> [WRITTEN REQUEST] Your task is to gather the lines below that hold the string "SDTVAR".

> [DATASET]
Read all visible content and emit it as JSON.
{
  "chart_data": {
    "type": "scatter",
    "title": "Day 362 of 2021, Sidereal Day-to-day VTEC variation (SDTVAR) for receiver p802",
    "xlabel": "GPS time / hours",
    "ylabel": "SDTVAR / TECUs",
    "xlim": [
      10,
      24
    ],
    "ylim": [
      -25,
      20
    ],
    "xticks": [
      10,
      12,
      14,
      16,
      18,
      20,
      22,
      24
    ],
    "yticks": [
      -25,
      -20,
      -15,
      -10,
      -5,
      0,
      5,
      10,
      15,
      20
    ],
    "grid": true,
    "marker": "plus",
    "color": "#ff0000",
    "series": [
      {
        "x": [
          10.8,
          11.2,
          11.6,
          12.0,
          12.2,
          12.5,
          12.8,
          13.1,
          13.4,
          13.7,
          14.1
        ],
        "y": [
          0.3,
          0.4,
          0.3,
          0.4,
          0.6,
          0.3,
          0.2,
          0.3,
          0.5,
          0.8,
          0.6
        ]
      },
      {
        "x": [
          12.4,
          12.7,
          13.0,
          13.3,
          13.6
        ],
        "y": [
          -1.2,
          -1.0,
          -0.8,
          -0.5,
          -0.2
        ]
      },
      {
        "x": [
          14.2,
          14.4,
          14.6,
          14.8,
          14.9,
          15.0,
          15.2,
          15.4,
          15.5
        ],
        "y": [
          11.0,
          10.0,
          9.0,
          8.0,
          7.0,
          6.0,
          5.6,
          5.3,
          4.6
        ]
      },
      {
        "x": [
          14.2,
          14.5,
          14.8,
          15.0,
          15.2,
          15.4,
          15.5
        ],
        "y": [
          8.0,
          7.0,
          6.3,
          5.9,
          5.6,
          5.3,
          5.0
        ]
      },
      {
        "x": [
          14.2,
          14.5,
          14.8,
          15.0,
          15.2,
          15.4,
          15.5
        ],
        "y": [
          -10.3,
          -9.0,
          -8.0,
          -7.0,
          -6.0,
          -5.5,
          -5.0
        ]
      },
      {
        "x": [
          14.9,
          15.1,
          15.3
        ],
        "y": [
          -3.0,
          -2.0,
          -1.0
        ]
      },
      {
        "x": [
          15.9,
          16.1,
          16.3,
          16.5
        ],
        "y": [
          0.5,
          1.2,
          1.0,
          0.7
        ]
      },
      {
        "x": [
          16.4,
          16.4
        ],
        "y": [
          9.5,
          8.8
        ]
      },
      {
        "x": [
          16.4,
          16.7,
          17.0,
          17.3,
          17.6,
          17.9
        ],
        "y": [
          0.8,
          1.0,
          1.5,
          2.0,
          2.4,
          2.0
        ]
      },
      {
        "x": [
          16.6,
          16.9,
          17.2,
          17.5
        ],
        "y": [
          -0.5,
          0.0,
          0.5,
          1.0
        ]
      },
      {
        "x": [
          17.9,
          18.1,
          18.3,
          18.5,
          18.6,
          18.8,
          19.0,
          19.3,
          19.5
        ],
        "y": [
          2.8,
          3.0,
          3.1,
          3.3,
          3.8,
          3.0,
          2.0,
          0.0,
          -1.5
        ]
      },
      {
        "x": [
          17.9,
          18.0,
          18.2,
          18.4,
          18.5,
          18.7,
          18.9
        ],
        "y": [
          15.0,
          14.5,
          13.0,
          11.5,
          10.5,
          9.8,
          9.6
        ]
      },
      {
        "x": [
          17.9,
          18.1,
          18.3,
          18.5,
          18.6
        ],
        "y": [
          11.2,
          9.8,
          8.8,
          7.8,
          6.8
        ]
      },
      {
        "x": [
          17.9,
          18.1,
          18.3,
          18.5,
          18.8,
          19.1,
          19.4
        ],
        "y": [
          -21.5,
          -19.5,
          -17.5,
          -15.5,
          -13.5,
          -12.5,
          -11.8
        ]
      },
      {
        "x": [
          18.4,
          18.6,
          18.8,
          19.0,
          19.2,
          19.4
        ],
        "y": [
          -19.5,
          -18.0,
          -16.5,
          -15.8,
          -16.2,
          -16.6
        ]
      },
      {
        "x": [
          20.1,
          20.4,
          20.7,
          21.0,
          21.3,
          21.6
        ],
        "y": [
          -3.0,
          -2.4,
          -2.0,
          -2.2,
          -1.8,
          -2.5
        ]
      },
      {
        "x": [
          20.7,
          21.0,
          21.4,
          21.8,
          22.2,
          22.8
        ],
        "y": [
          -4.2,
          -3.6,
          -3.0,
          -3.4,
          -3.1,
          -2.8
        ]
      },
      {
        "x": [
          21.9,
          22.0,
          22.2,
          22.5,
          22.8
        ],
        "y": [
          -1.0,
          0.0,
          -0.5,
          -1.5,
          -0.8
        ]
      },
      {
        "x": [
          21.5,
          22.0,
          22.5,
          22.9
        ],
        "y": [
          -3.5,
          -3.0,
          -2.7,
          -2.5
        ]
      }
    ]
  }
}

> [WRITTEN SOLUTION]
    "title": "Day 362 of 2021, Sidereal Day-to-day VTEC variation (SDTVAR) for receiver p802",
    "ylabel": "SDTVAR / TECUs",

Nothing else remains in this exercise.